• **THE PROBLEM**:
Repeat, exactly and only, the lines from the one containing "Extract the structured" to the last line, inclusive; do not repeat the pictures.

==== SUPPLIED RECORDS

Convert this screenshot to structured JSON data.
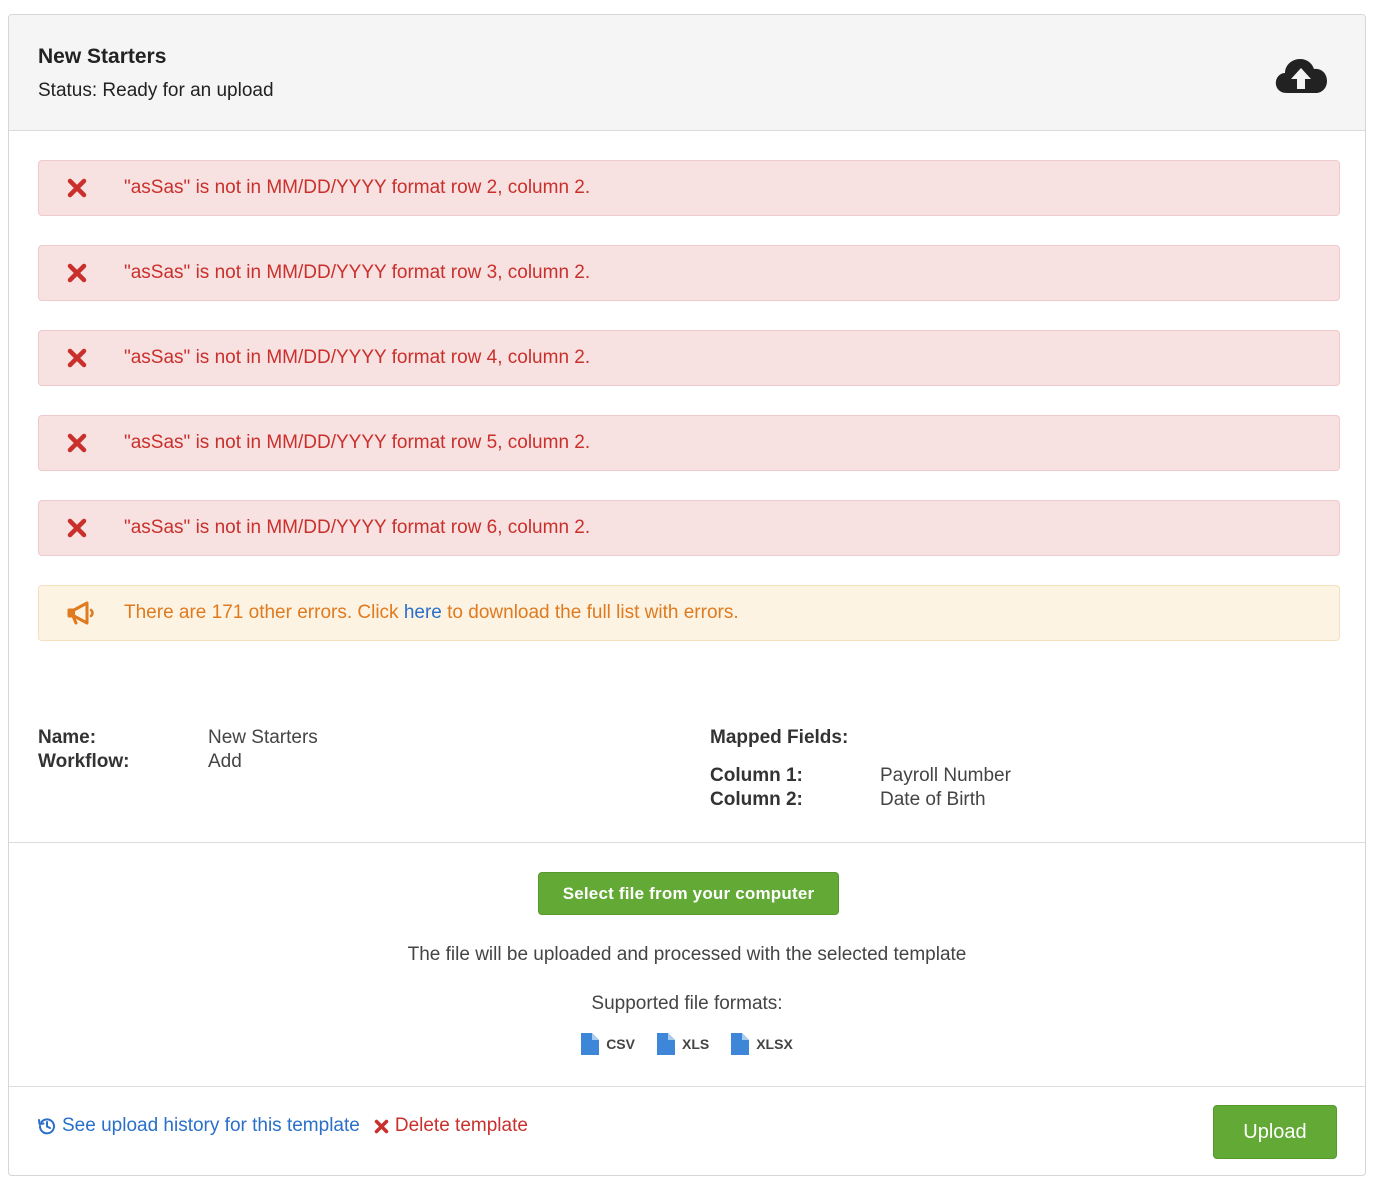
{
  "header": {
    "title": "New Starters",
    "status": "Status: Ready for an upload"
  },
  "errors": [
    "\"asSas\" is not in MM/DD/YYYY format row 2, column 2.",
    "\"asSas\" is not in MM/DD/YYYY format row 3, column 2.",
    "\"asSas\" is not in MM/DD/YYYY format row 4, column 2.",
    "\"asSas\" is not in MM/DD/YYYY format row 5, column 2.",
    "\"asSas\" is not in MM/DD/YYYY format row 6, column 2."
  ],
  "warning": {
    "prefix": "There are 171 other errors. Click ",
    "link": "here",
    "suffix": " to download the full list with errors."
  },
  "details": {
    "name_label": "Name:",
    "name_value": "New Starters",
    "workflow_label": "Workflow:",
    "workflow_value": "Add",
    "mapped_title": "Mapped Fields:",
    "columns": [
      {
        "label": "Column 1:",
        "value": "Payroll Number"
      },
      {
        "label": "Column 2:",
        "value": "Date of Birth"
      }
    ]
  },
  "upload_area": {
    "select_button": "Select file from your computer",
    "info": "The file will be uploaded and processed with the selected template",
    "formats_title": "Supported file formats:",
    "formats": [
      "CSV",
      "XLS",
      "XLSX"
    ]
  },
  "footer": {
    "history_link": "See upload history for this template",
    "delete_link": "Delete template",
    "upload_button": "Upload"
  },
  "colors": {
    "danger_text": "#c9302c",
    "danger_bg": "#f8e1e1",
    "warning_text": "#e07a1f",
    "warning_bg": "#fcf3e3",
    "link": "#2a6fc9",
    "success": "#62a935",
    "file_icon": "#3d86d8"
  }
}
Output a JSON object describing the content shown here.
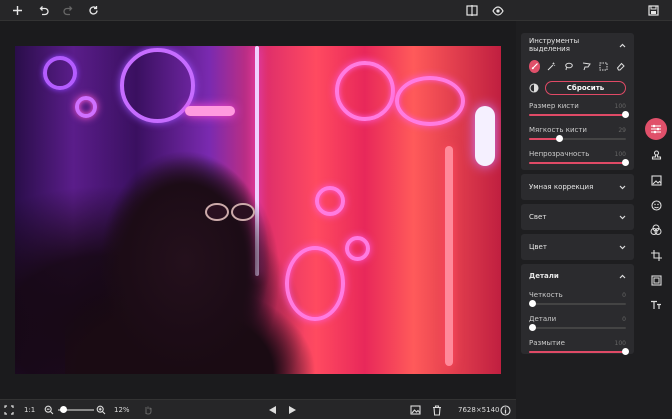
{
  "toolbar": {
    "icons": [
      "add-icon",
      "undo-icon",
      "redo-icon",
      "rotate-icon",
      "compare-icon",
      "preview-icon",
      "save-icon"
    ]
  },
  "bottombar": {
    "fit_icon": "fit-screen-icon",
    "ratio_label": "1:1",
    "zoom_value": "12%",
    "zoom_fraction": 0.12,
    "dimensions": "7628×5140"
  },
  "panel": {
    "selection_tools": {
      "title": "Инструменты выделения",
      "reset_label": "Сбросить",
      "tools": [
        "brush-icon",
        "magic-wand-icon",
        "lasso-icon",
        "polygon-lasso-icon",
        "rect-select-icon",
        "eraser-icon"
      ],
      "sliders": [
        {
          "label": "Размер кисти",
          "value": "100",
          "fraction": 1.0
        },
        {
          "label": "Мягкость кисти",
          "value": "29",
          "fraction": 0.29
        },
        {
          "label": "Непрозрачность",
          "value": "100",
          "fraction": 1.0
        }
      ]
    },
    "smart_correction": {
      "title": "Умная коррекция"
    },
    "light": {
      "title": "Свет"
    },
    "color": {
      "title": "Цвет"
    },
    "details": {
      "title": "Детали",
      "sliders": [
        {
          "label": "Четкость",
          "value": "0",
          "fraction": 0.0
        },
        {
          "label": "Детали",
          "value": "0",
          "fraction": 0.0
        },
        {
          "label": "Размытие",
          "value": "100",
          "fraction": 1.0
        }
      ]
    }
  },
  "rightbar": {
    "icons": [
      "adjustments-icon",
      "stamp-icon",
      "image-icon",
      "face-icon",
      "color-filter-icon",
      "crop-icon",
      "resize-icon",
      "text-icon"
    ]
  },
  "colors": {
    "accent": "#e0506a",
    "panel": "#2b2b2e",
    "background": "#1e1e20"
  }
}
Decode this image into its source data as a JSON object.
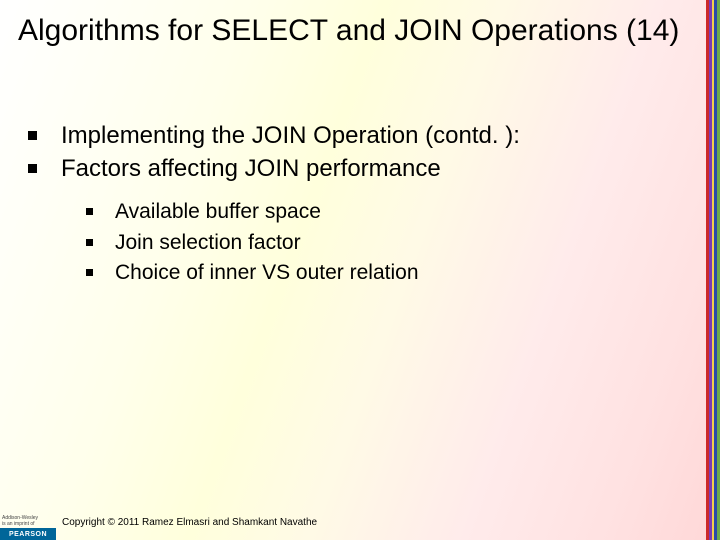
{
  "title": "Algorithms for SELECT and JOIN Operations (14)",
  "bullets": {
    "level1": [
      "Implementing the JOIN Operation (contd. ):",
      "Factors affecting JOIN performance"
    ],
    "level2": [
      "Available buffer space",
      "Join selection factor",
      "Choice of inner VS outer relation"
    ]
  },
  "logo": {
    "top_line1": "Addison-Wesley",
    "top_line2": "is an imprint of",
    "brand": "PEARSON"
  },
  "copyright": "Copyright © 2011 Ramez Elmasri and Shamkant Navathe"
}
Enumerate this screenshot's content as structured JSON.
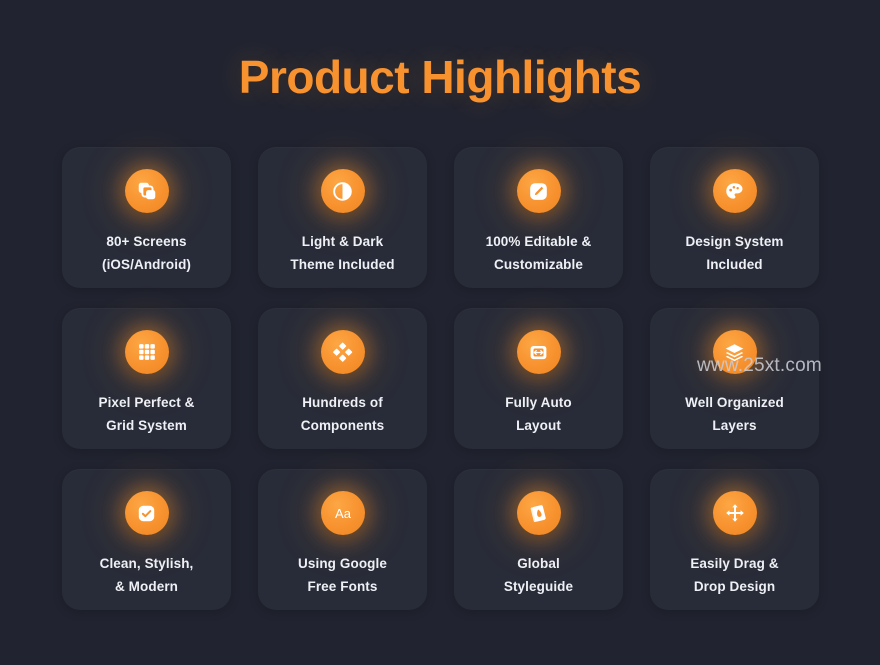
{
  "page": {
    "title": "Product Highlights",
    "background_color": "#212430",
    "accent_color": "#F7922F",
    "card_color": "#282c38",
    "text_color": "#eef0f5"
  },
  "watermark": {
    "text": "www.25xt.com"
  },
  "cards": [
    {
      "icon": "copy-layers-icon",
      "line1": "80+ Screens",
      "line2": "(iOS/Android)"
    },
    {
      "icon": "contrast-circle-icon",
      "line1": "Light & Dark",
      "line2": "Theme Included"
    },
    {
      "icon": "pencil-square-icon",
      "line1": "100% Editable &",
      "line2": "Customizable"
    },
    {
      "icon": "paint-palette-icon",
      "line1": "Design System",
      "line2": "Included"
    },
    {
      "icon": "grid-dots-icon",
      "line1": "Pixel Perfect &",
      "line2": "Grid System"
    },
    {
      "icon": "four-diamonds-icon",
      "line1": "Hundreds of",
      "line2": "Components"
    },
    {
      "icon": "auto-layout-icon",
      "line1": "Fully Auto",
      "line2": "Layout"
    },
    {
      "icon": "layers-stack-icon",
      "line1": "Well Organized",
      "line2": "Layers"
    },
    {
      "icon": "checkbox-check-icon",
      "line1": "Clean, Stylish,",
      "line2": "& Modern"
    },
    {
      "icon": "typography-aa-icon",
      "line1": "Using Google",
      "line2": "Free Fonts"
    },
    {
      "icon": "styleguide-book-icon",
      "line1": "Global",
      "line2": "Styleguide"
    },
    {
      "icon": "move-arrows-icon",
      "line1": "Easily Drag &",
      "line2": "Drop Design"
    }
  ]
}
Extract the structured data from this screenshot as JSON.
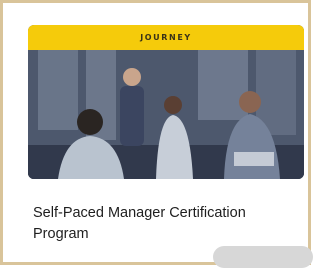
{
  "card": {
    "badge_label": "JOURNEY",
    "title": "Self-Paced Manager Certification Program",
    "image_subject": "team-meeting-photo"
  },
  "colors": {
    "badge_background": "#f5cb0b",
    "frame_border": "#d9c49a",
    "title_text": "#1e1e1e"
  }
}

========

• **TASK ANSWER**:
Extract the structured data from this screenshot as JSON.
{
  "card": {
    "badge_label": "JOURNEY",
    "title": "Self-Paced Manager Certification Program",
    "image_subject": "team-meeting-photo"
  },
  "colors": {
    "badge_background": "#f5cb0b",
    "frame_border": "#d9c49a",
    "title_text": "#1e1e1e"
  }
}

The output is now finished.